- Task to complete
Reproduce the listing word for word. Skip any image.

===== Records supplied =====

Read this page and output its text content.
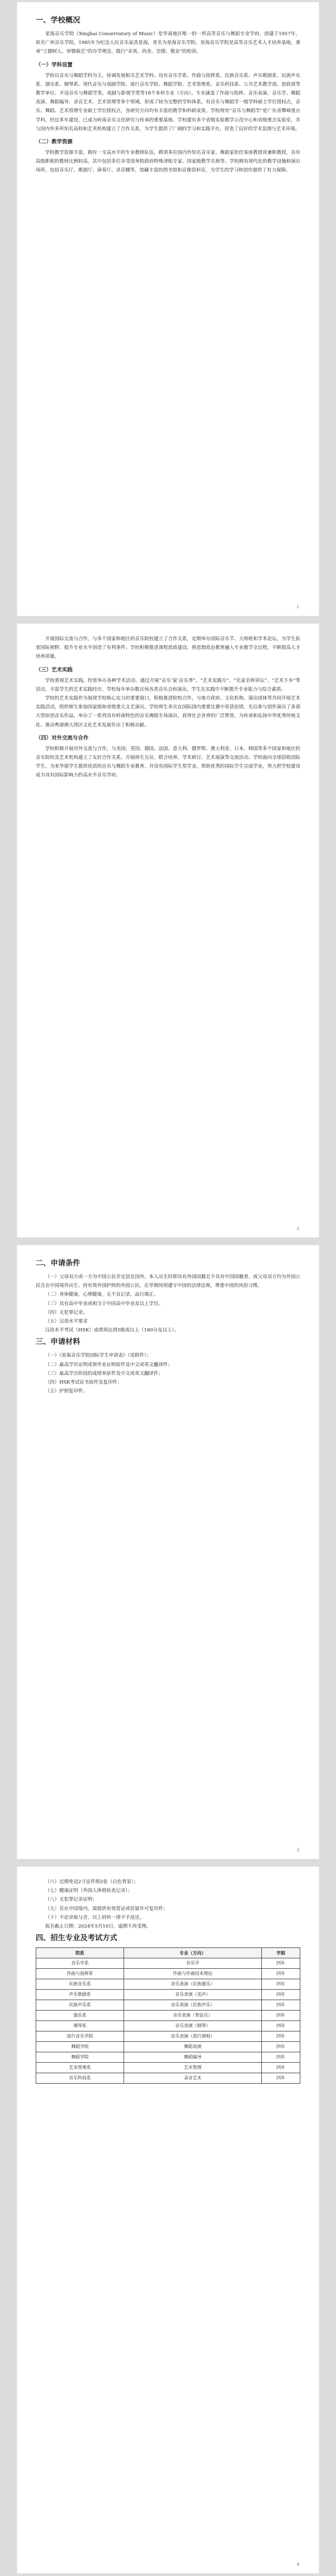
一、学校概况

星海音乐学院（Xinghai Conservatory of Music）是华南地区唯一的一所高等音乐与舞蹈专业学府，创建于1957年，原名广州音乐学院，1985年为纪念人民音乐家冼星海，更名为星海音乐学院。星海音乐学院是高等音乐艺术人才培养基地，秉承“立德树人、厚德载艺”的办学理念，践行“求真、尚美、崇德、敬业”的校训。

（一）学科设置

学校以音乐与舞蹈学科为主，协调发展相关艺术学科。设有音乐学系、作曲与指挥系、民族音乐系、声乐歌剧系、民族声乐系、器乐系、钢琴系、现代音乐与戏剧学院、流行音乐学院、舞蹈学院、艺术管理系、音乐科技系、公共艺术教学部、思政部等教学单位。开设音乐与舞蹈学类、戏剧与影视学类等18个本科专业（方向）。专业涵盖了作曲与指挥、音乐表演、音乐学、舞蹈表演、舞蹈编导、录音艺术、艺术管理等多个领域，形成了较为完整的学科体系，有音乐与舞蹈学一级学科硕士学位授权点，音乐、舞蹈、艺术管理专业硕士学位授权点，各研究方向均有丰富的教学和科研成果。学校现有“音乐与舞蹈学”是广东省攀峰重点学科，经过多年建设，已成为岭南音乐文化研究与传承的重要基地。学校建有多个省级实验教学示范中心和省级重点实验室，并与国内外多所知名高校和艺术机构建立了合作关系，为学生提供了广阔的学习和实践平台，营造了良好的学术氛围与艺术环境。

（二）教学资源

学校教学资源丰富，拥有一支高水平的专业教师队伍，聘请多位国内外知名音乐家、舞蹈家担任客座教授或兼职教授，具有高级职称的教师比例较高，其中包括多位享受国务院政府特殊津贴专家、国家级教学名师等。学校拥有现代化的教学设施和演出场所，包括音乐厅、歌剧厅、演奏厅、录音棚等，馆藏丰富的图书馆和音像资料室，为学生的学习和创作提供了有力保障。

1

开展国际交流与合作，与多个国家和地区的音乐院校建立了合作关系，定期举办国际音乐节、大师班和学术论坛，为学生拓宽国际视野、提升专业水平创造了有利条件。学校积极推进课程思政建设，将思想政治教育融入专业教学全过程，不断提高人才培养质量。

（三）艺术实践

学校重视艺术实践，经常举办各种学术活动，通过开展“音乐‘家’音乐季”、“艺术实践月”、“名家名师讲坛”、“艺术下乡”等活动，丰富学生的艺术实践经历。学校每年举办数百场各类音乐会和演出，学生在实践中不断提升专业能力与综合素质。

学校的艺术实践作为展现学校核心实力的重要窗口，积极推进院校合作，与地方政府、文化机构、演出团体等共同开展艺术实践活动，组织师生参加国家级和省级重大文艺演出。学校师生多次在国际国内重要比赛中荣获佳绩，先后参与创作演出了多部大型原创音乐作品，举办了一系列具有岭南特色的音乐舞蹈专场演出，获得社会各界的广泛赞誉，为传承和弘扬中华优秀传统文化、推动粤港澳大湾区文化艺术发展作出了积极贡献。

（四）对外交流与合作

学校积极开展对外交流与合作，与美国、英国、德国、法国、意大利、俄罗斯、澳大利亚、日本、韩国等多个国家和地区的音乐院校及艺术机构建立了友好合作关系，开展师生互访、联合培养、学术研讨、艺术展演等交流活动。学校面向全球招收国际学生，为来华留学生提供优质的音乐与舞蹈专业教育，并设有国际学生奖学金，帮助优秀的国际学生完成学业，努力把学校建设成为具有国际影响力的高水平音乐学府。

2
二、申请条件

（一）父母双方或一方为中国公民并定居在国外，本人出生时即具有外国国籍且不具有中国国籍者，或父母双方均为外国公民且在中国境外出生、持有效外国护照的外国公民，在华期间须遵守中国的法律法规，尊重中国的风俗习惯。

（二）身体健康，心理健康，无不良记录，品行端正。

（三）具有高中毕业或相当于中国高中毕业及以上学历。

（四）无犯罪记录。

（五）汉语水平要求

汉语水平考试（HSK）成绩须达到5级或以上（180分及以上）。

三、申请材料

（一）《星海音乐学院国际学生申请表》（见附件）；

（二）最高学历证明或预毕业证明原件及中文或英文翻译件；

（三）最高学历阶段的成绩单原件及中文或英文翻译件；

（四）HSK考试证书原件及复印件；

（五）护照复印件。

3

（六）近期免冠2寸证件照2张（白色背景）；

（七）健康证明（外国人体格检查记录）；

（八）无犯罪记录证明；

（九）若在中国境内，需提供有效签证或居留许可复印件；

（十）不论录取与否，以上材料一律不予退还。

报名截止日期：2024年5月10日，逾期不再受理。

四、招生专业及考试方式
院系	专业（方向）	学制
音乐学系	音乐学	四年
作曲与指挥系	作曲与作曲技术理论	四年
民族音乐系	音乐表演（民族器乐）	四年
声乐歌剧系	音乐表演（美声）	四年
民族声乐系	音乐表演（民族声乐）	四年
器乐系	音乐表演（管弦乐）	四年
钢琴系	音乐表演（钢琴）	四年
流行音乐学院	音乐表演（流行演唱）	四年
舞蹈学院	舞蹈表演	四年
舞蹈学院	舞蹈编导	四年
艺术管理系	艺术管理	四年
音乐科技系	录音艺术	四年
4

=====

- Expected answer
Read this page and output its text content.
一、学校概况

星海音乐学院（Xinghai Conservatory of Music）是华南地区唯一的一所高等音乐与舞蹈专业学府，创建于1957年，原名广州音乐学院，1985年为纪念人民音乐家冼星海，更名为星海音乐学院。星海音乐学院是高等音乐艺术人才培养基地，秉承“立德树人、厚德载艺”的办学理念，践行“求真、尚美、崇德、敬业”的校训。

（一）学科设置

学校以音乐与舞蹈学科为主，协调发展相关艺术学科。设有音乐学系、作曲与指挥系、民族音乐系、声乐歌剧系、民族声乐系、器乐系、钢琴系、现代音乐与戏剧学院、流行音乐学院、舞蹈学院、艺术管理系、音乐科技系、公共艺术教学部、思政部等教学单位。开设音乐与舞蹈学类、戏剧与影视学类等18个本科专业（方向）。专业涵盖了作曲与指挥、音乐表演、音乐学、舞蹈表演、舞蹈编导、录音艺术、艺术管理等多个领域，形成了较为完整的学科体系，有音乐与舞蹈学一级学科硕士学位授权点，音乐、舞蹈、艺术管理专业硕士学位授权点，各研究方向均有丰富的教学和科研成果。学校现有“音乐与舞蹈学”是广东省攀峰重点学科，经过多年建设，已成为岭南音乐文化研究与传承的重要基地。学校建有多个省级实验教学示范中心和省级重点实验室，并与国内外多所知名高校和艺术机构建立了合作关系，为学生提供了广阔的学习和实践平台，营造了良好的学术氛围与艺术环境。

（二）教学资源

学校教学资源丰富，拥有一支高水平的专业教师队伍，聘请多位国内外知名音乐家、舞蹈家担任客座教授或兼职教授，具有高级职称的教师比例较高，其中包括多位享受国务院政府特殊津贴专家、国家级教学名师等。学校拥有现代化的教学设施和演出场所，包括音乐厅、歌剧厅、演奏厅、录音棚等，馆藏丰富的图书馆和音像资料室，为学生的学习和创作提供了有力保障。

1

开展国际交流与合作，与多个国家和地区的音乐院校建立了合作关系，定期举办国际音乐节、大师班和学术论坛，为学生拓宽国际视野、提升专业水平创造了有利条件。学校积极推进课程思政建设，将思想政治教育融入专业教学全过程，不断提高人才培养质量。

（三）艺术实践

学校重视艺术实践，经常举办各种学术活动，通过开展“音乐‘家’音乐季”、“艺术实践月”、“名家名师讲坛”、“艺术下乡”等活动，丰富学生的艺术实践经历。学校每年举办数百场各类音乐会和演出，学生在实践中不断提升专业能力与综合素质。

学校的艺术实践作为展现学校核心实力的重要窗口，积极推进院校合作，与地方政府、文化机构、演出团体等共同开展艺术实践活动，组织师生参加国家级和省级重大文艺演出。学校师生多次在国际国内重要比赛中荣获佳绩，先后参与创作演出了多部大型原创音乐作品，举办了一系列具有岭南特色的音乐舞蹈专场演出，获得社会各界的广泛赞誉，为传承和弘扬中华优秀传统文化、推动粤港澳大湾区文化艺术发展作出了积极贡献。

（四）对外交流与合作

学校积极开展对外交流与合作，与美国、英国、德国、法国、意大利、俄罗斯、澳大利亚、日本、韩国等多个国家和地区的音乐院校及艺术机构建立了友好合作关系，开展师生互访、联合培养、学术研讨、艺术展演等交流活动。学校面向全球招收国际学生，为来华留学生提供优质的音乐与舞蹈专业教育，并设有国际学生奖学金，帮助优秀的国际学生完成学业，努力把学校建设成为具有国际影响力的高水平音乐学府。

2
二、申请条件

（一）父母双方或一方为中国公民并定居在国外，本人出生时即具有外国国籍且不具有中国国籍者，或父母双方均为外国公民且在中国境外出生、持有效外国护照的外国公民，在华期间须遵守中国的法律法规，尊重中国的风俗习惯。

（二）身体健康，心理健康，无不良记录，品行端正。

（三）具有高中毕业或相当于中国高中毕业及以上学历。

（四）无犯罪记录。

（五）汉语水平要求

汉语水平考试（HSK）成绩须达到5级或以上（180分及以上）。

三、申请材料

（一）《星海音乐学院国际学生申请表》（见附件）；

（二）最高学历证明或预毕业证明原件及中文或英文翻译件；

（三）最高学历阶段的成绩单原件及中文或英文翻译件；

（四）HSK考试证书原件及复印件；

（五）护照复印件。

3

（六）近期免冠2寸证件照2张（白色背景）；

（七）健康证明（外国人体格检查记录）；

（八）无犯罪记录证明；

（九）若在中国境内，需提供有效签证或居留许可复印件；

（十）不论录取与否，以上材料一律不予退还。

报名截止日期：2024年5月10日，逾期不再受理。

四、招生专业及考试方式
院系	专业（方向）	学制
音乐学系	音乐学	四年
作曲与指挥系	作曲与作曲技术理论	四年
民族音乐系	音乐表演（民族器乐）	四年
声乐歌剧系	音乐表演（美声）	四年
民族声乐系	音乐表演（民族声乐）	四年
器乐系	音乐表演（管弦乐）	四年
钢琴系	音乐表演（钢琴）	四年
流行音乐学院	音乐表演（流行演唱）	四年
舞蹈学院	舞蹈表演	四年
舞蹈学院	舞蹈编导	四年
艺术管理系	艺术管理	四年
音乐科技系	录音艺术	四年
4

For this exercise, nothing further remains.